### EXERCISE BRIEF
Each entry below should be returned exactly as is, with the pictures removed.

### PROVIDED DATA
-=-=-

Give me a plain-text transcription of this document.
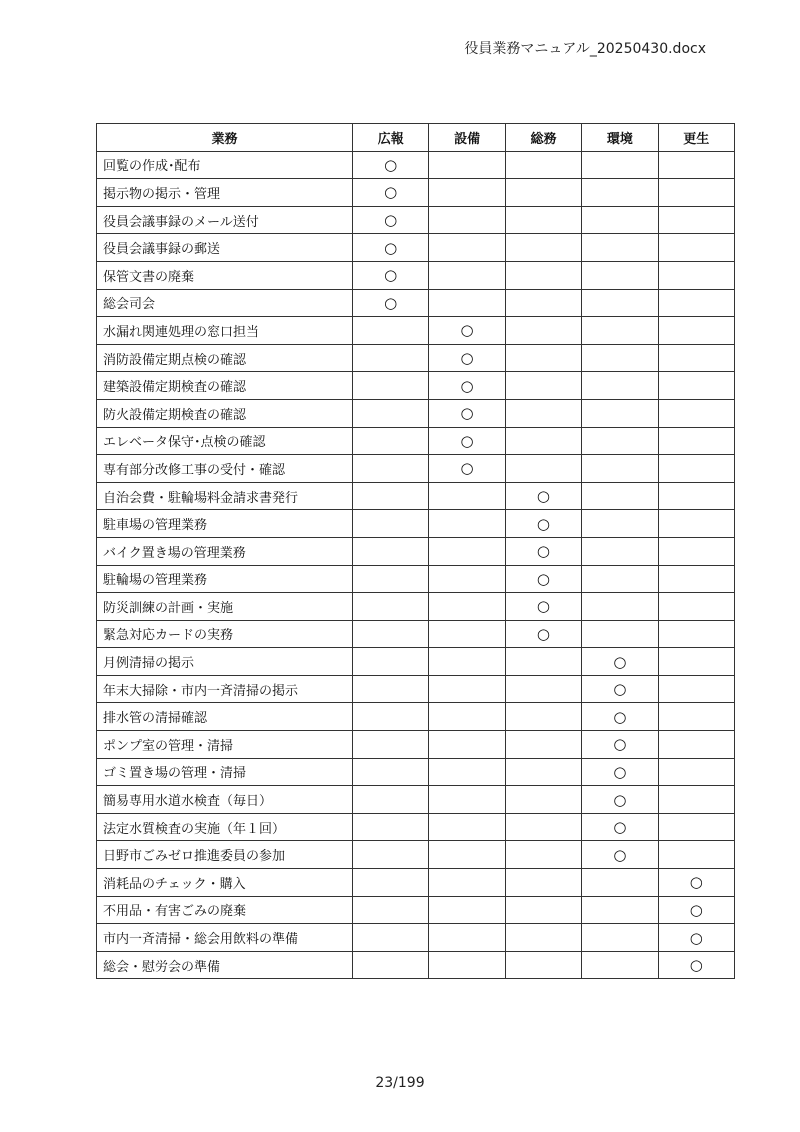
役員業務マニュアル_20250430.docx
業務	広報	設備	総務	環境	更生
回覧の作成･配布	○				
掲示物の掲示・管理	○				
役員会議事録のメール送付	○				
役員会議事録の郵送	○				
保管文書の廃棄	○				
総会司会	○				
水漏れ関連処理の窓口担当		○			
消防設備定期点検の確認		○			
建築設備定期検査の確認		○			
防火設備定期検査の確認		○			
エレベータ保守･点検の確認		○			
専有部分改修工事の受付・確認		○			
自治会費・駐輪場料金請求書発行			○		
駐車場の管理業務			○		
バイク置き場の管理業務			○		
駐輪場の管理業務			○		
防災訓練の計画・実施			○		
緊急対応カードの実務			○		
月例清掃の掲示				○	
年末大掃除・市内一斉清掃の掲示				○	
排水管の清掃確認				○	
ポンプ室の管理・清掃				○	
ゴミ置き場の管理・清掃				○	
簡易専用水道水検査（毎日）				○	
法定水質検査の実施（年１回）				○	
日野市ごみゼロ推進委員の参加				○	
消耗品のチェック・購入					○
不用品・有害ごみの廃棄					○
市内一斉清掃・総会用飲料の準備					○
総会・慰労会の準備					○
23/199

-=-=-

### RESPONSE TO THE EXERCISE
Give me a plain-text transcription of this document.
役員業務マニュアル_20250430.docx
業務	広報	設備	総務	環境	更生
回覧の作成･配布	○				
掲示物の掲示・管理	○				
役員会議事録のメール送付	○				
役員会議事録の郵送	○				
保管文書の廃棄	○				
総会司会	○				
水漏れ関連処理の窓口担当		○			
消防設備定期点検の確認		○			
建築設備定期検査の確認		○			
防火設備定期検査の確認		○			
エレベータ保守･点検の確認		○			
専有部分改修工事の受付・確認		○			
自治会費・駐輪場料金請求書発行			○		
駐車場の管理業務			○		
バイク置き場の管理業務			○		
駐輪場の管理業務			○		
防災訓練の計画・実施			○		
緊急対応カードの実務			○		
月例清掃の掲示				○	
年末大掃除・市内一斉清掃の掲示				○	
排水管の清掃確認				○	
ポンプ室の管理・清掃				○	
ゴミ置き場の管理・清掃				○	
簡易専用水道水検査（毎日）				○	
法定水質検査の実施（年１回）				○	
日野市ごみゼロ推進委員の参加				○	
消耗品のチェック・購入					○
不用品・有害ごみの廃棄					○
市内一斉清掃・総会用飲料の準備					○
総会・慰労会の準備					○
23/199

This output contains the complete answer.